- YOUR GOAL -
Pick out the lines below that include the string "data".
---- INFORMATION SUPPLIED
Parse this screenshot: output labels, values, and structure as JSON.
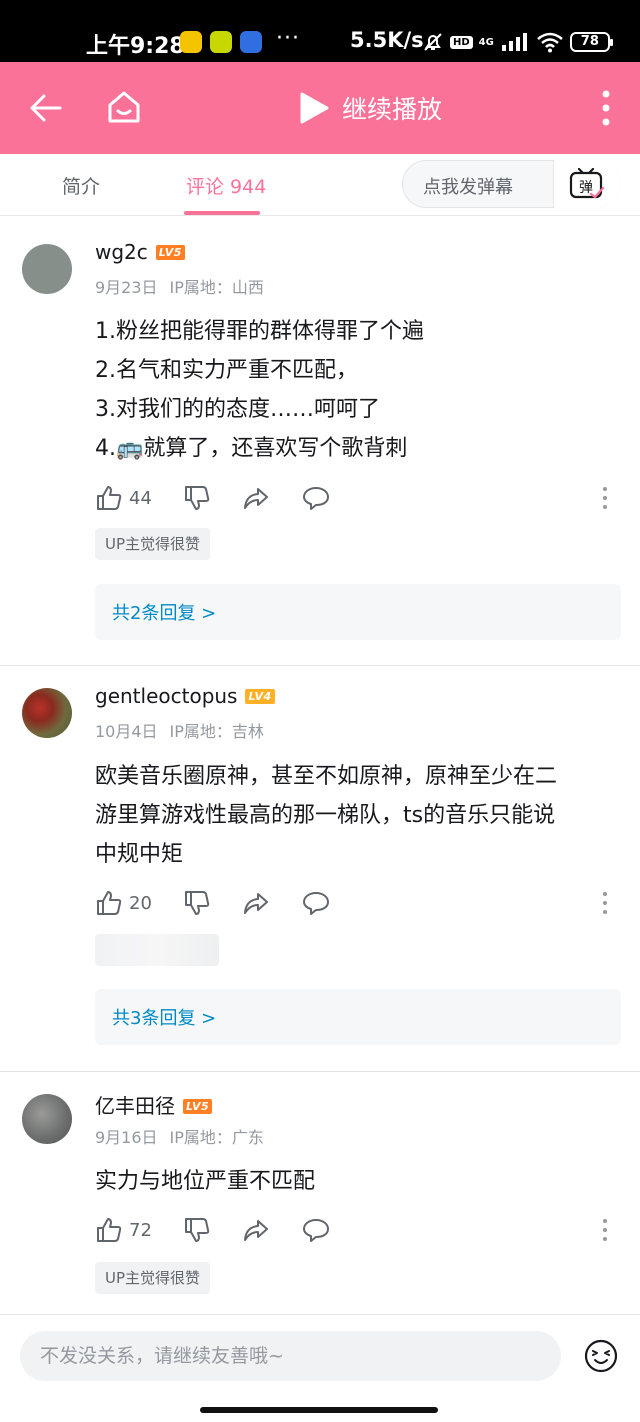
{
  "status_bar": {
    "time": "上午9:28",
    "more": "···",
    "net_speed": "5.5K/s",
    "hd": "HD",
    "network": "4G",
    "battery": "78"
  },
  "header": {
    "title": "继续播放",
    "accent_color": "#fb7299"
  },
  "tabs": {
    "intro": "简介",
    "comments": "评论 944",
    "danmaku_placeholder": "点我发弹幕",
    "danmaku_icon_text": "弹"
  },
  "comments": [
    {
      "username": "wg2c",
      "level": "LV5",
      "level_color": "#ff7f24",
      "date": "9月23日",
      "ip": "IP属地：山西",
      "lines": [
        "1.粉丝把能得罪的群体得罪了个遍",
        "2.名气和实力严重不匹配，",
        "3.对我们的的态度……呵呵了",
        "4.🚌就算了，还喜欢写个歌背刺"
      ],
      "likes": "44",
      "tag": "UP主觉得很赞",
      "replies": "共2条回复 >"
    },
    {
      "username": "gentleoctopus",
      "level": "LV4",
      "level_color": "#ffb027",
      "date": "10月4日",
      "ip": "IP属地：吉林",
      "lines": [
        "欧美音乐圈原神，甚至不如原神，原神至少在二",
        "游里算游戏性最高的那一梯队，ts的音乐只能说",
        "中规中矩"
      ],
      "likes": "20",
      "replies": "共3条回复 >"
    },
    {
      "username": "亿丰田径",
      "level": "LV5",
      "level_color": "#ff7f24",
      "date": "9月16日",
      "ip": "IP属地：广东",
      "lines": [
        "实力与地位严重不匹配"
      ],
      "likes": "72",
      "tag": "UP主觉得很赞"
    }
  ],
  "input": {
    "placeholder": "不发没关系，请继续友善哦~"
  }
}
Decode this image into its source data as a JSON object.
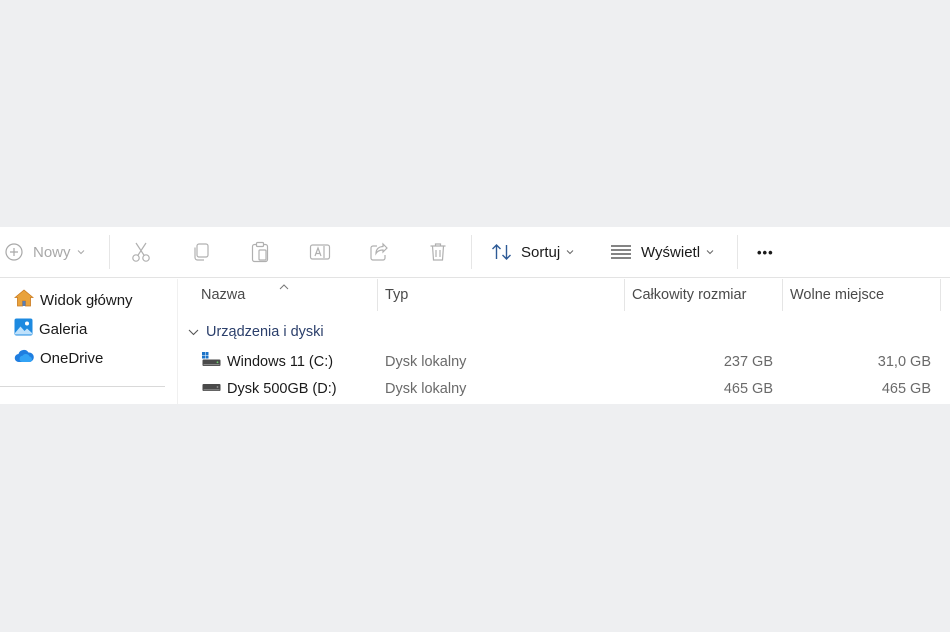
{
  "toolbar": {
    "new_label": "Nowy",
    "sort_label": "Sortuj",
    "view_label": "Wyświetl",
    "more_label": "•••"
  },
  "sidebar": {
    "items": [
      {
        "label": "Widok główny",
        "icon": "home-icon"
      },
      {
        "label": "Galeria",
        "icon": "gallery-icon"
      },
      {
        "label": "OneDrive",
        "icon": "onedrive-icon"
      }
    ]
  },
  "columns": {
    "name": "Nazwa",
    "type": "Typ",
    "total": "Całkowity rozmiar",
    "free": "Wolne miejsce"
  },
  "group": {
    "label": "Urządzenia i dyski"
  },
  "drives": [
    {
      "name": "Windows 11 (C:)",
      "type": "Dysk lokalny",
      "total": "237 GB",
      "free": "31,0 GB",
      "icon": "system-drive-icon"
    },
    {
      "name": "Dysk 500GB (D:)",
      "type": "Dysk lokalny",
      "total": "465 GB",
      "free": "465 GB",
      "icon": "drive-icon"
    }
  ],
  "colors": {
    "accent": "#2b3f6b",
    "folder_blue": "#1d8ae0",
    "home_orange": "#e9a23b"
  }
}
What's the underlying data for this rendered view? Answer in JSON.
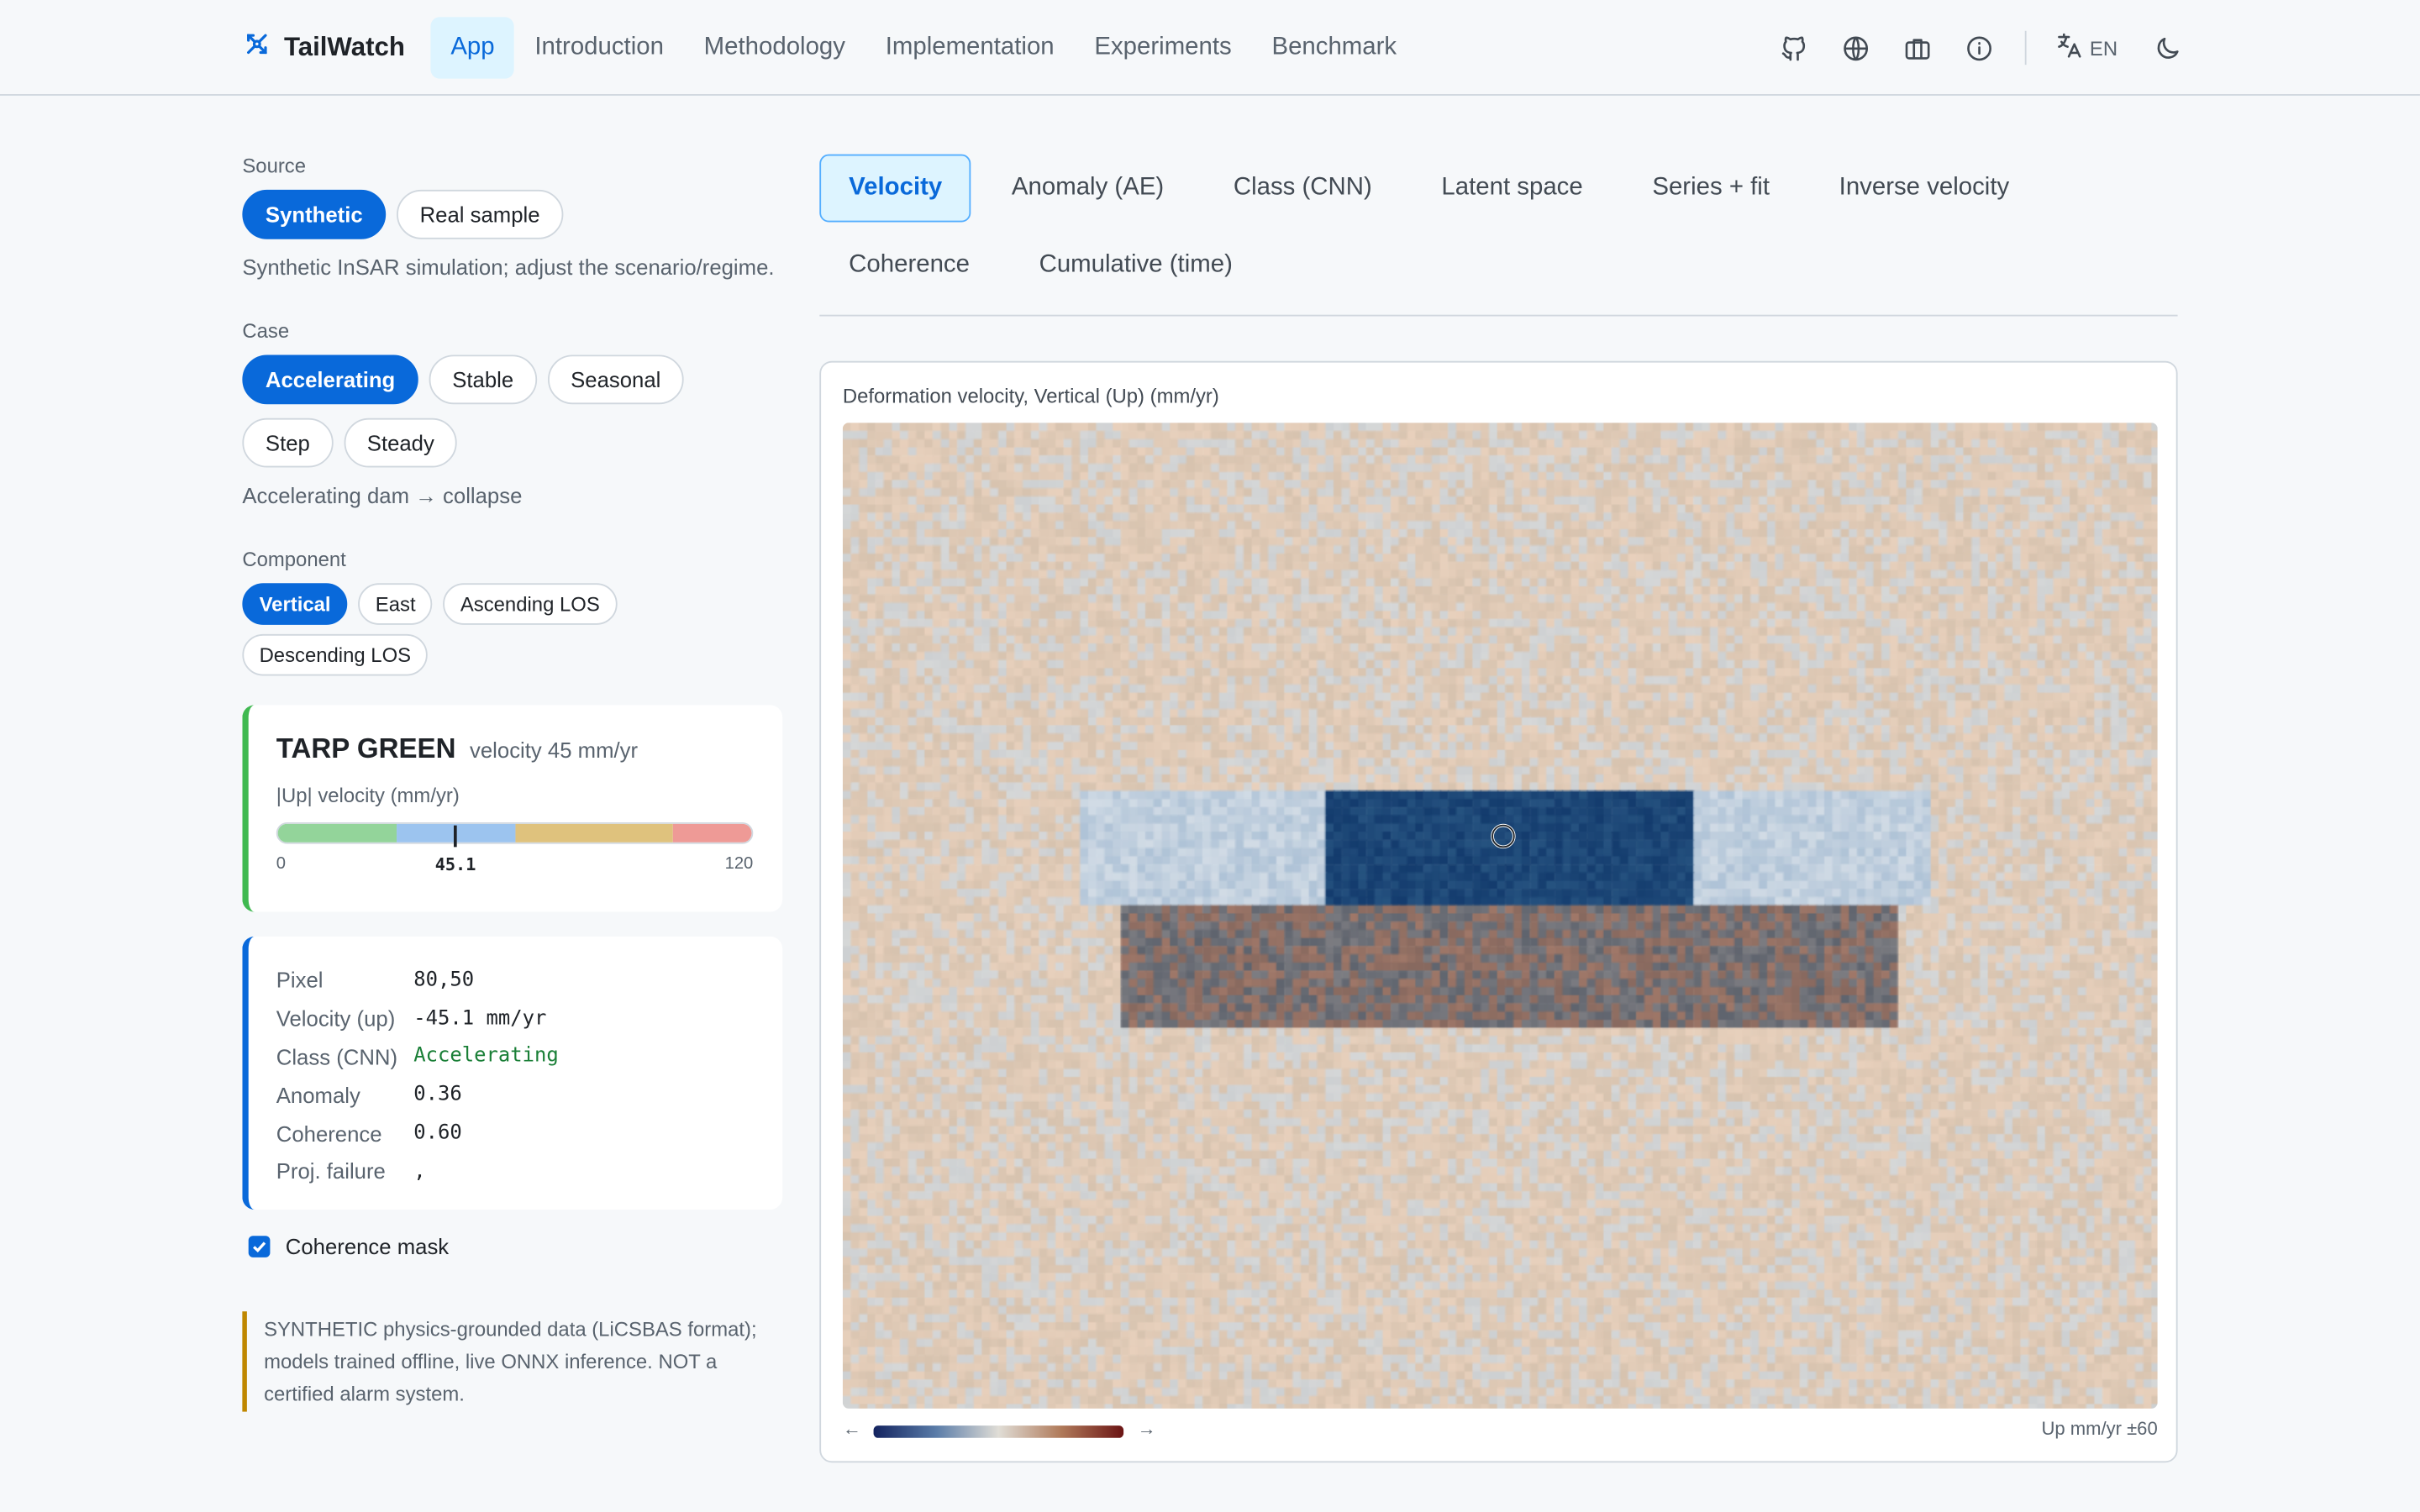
{
  "header": {
    "brand": "TailWatch",
    "nav": [
      {
        "label": "App",
        "active": true
      },
      {
        "label": "Introduction"
      },
      {
        "label": "Methodology"
      },
      {
        "label": "Implementation"
      },
      {
        "label": "Experiments"
      },
      {
        "label": "Benchmark"
      }
    ],
    "lang": "EN",
    "icons": [
      "github-icon",
      "globe-icon",
      "briefcase-icon",
      "info-icon",
      "translate-icon",
      "moon-icon"
    ]
  },
  "sidebar": {
    "source": {
      "label": "Source",
      "options": [
        "Synthetic",
        "Real sample"
      ],
      "selected": "Synthetic",
      "help": "Synthetic InSAR simulation; adjust the scenario/regime."
    },
    "case": {
      "label": "Case",
      "options": [
        "Accelerating",
        "Stable",
        "Seasonal",
        "Step",
        "Steady"
      ],
      "selected": "Accelerating",
      "help": "Accelerating dam → collapse"
    },
    "component": {
      "label": "Component",
      "options": [
        "Vertical",
        "East",
        "Ascending LOS",
        "Descending LOS"
      ],
      "selected": "Vertical"
    },
    "tarp": {
      "name": "TARP GREEN",
      "velocity_text": "velocity 45 mm/yr",
      "gauge_label": "|Up| velocity (mm/yr)",
      "min": "0",
      "max": "120",
      "value": "45.1",
      "value_num": 45.1,
      "range_num": 120,
      "segments": [
        {
          "to": 30,
          "color": "#93d49a"
        },
        {
          "to": 60,
          "color": "#9cc4ef"
        },
        {
          "to": 100,
          "color": "#dfc27d"
        },
        {
          "to": 120,
          "color": "#ee9a96"
        }
      ]
    },
    "info": [
      {
        "k": "Pixel",
        "v": "80,50"
      },
      {
        "k": "Velocity (up)",
        "v": "-45.1 mm/yr"
      },
      {
        "k": "Class (CNN)",
        "v": "Accelerating",
        "accent": true
      },
      {
        "k": "Anomaly",
        "v": "0.36"
      },
      {
        "k": "Coherence",
        "v": "0.60"
      },
      {
        "k": "Proj. failure",
        "v": ","
      }
    ],
    "mask_label": "Coherence mask",
    "mask_checked": true,
    "note": "SYNTHETIC physics-grounded data (LiCSBAS format); models trained offline, live ONNX inference. NOT a certified alarm system."
  },
  "main": {
    "tabs": [
      "Velocity",
      "Anomaly (AE)",
      "Class (CNN)",
      "Latent space",
      "Series + fit",
      "Inverse velocity",
      "Coherence",
      "Cumulative (time)"
    ],
    "active_tab": "Velocity",
    "map_title": "Deformation velocity, Vertical (Up) (mm/yr)",
    "legend_left": "←",
    "legend_right_arrow": "→",
    "legend_unit": "Up mm/yr ±60"
  }
}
--------
- TASK OUTPUT -
Decode this image into its source data as a JSON object.
What's the underlying data for this rendered view? Answer in JSON.
    "note": "SYNTHETIC physics-grounded data (LiCSBAS format); models trained offline, live ONNX inference. NOT a certified alarm system."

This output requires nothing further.